DIRECTIVE
From the entries below, list each line with "Modify".

DATA EXCERPTS
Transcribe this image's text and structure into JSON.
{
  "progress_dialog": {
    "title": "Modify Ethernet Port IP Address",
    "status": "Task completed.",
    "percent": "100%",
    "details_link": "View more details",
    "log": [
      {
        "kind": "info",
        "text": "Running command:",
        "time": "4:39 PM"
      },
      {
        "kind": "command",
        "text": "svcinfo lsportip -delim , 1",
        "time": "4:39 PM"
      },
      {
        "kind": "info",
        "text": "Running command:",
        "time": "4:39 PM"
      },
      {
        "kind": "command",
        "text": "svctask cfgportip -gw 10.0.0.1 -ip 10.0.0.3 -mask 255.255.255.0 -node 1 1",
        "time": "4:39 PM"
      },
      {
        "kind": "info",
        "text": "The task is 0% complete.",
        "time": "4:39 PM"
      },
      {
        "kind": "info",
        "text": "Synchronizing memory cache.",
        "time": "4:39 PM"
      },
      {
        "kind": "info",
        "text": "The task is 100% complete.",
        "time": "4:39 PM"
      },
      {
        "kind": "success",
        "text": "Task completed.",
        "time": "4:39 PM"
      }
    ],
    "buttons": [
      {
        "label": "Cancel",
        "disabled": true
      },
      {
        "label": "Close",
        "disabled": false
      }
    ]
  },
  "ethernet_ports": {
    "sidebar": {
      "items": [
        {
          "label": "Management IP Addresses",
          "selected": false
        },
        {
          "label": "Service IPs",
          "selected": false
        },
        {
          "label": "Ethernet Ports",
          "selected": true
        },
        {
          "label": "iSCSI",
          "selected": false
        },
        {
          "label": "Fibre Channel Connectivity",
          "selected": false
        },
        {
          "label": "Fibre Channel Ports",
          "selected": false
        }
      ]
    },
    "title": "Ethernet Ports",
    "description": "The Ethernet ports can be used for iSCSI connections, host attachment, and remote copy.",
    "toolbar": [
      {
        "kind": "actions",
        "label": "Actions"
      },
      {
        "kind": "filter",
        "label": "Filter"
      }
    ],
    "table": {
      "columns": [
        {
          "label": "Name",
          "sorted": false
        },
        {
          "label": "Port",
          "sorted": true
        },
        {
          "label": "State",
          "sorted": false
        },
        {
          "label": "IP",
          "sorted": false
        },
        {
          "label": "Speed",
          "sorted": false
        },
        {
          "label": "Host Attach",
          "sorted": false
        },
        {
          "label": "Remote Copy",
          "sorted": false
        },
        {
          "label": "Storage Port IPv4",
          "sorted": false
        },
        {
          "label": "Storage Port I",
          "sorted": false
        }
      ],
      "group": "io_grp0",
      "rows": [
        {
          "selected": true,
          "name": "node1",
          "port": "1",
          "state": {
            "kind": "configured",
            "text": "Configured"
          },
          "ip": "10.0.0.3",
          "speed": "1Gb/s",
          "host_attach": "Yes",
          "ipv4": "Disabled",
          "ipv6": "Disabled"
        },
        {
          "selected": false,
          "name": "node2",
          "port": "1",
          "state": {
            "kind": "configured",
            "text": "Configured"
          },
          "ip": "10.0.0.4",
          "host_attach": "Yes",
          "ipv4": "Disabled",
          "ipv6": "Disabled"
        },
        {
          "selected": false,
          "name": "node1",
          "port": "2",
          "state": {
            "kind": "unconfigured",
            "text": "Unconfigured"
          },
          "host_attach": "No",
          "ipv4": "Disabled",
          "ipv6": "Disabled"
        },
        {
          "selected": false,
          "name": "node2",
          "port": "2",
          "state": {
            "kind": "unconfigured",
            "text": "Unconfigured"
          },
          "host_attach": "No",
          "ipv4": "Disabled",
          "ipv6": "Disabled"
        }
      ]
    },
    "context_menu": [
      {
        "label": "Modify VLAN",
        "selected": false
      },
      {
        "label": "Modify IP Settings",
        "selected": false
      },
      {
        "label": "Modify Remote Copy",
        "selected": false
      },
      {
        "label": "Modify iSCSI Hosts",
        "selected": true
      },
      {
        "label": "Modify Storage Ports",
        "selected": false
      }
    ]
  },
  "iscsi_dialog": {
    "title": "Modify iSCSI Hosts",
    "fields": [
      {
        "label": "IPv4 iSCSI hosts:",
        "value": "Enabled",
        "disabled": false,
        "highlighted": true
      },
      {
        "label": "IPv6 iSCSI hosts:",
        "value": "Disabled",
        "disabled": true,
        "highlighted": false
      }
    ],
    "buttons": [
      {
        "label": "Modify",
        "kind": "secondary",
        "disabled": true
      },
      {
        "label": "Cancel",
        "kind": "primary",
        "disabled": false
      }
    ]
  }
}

RESULT OF THE EXERCISE
    "title": "Modify Ethernet Port IP Address",
        "label": "Modify VLAN",
        "label": "Modify IP Settings",
        "label": "Modify Remote Copy",
        "label": "Modify iSCSI Hosts",
        "label": "Modify Storage Ports",
    "title": "Modify iSCSI Hosts",
        "label": "Modify",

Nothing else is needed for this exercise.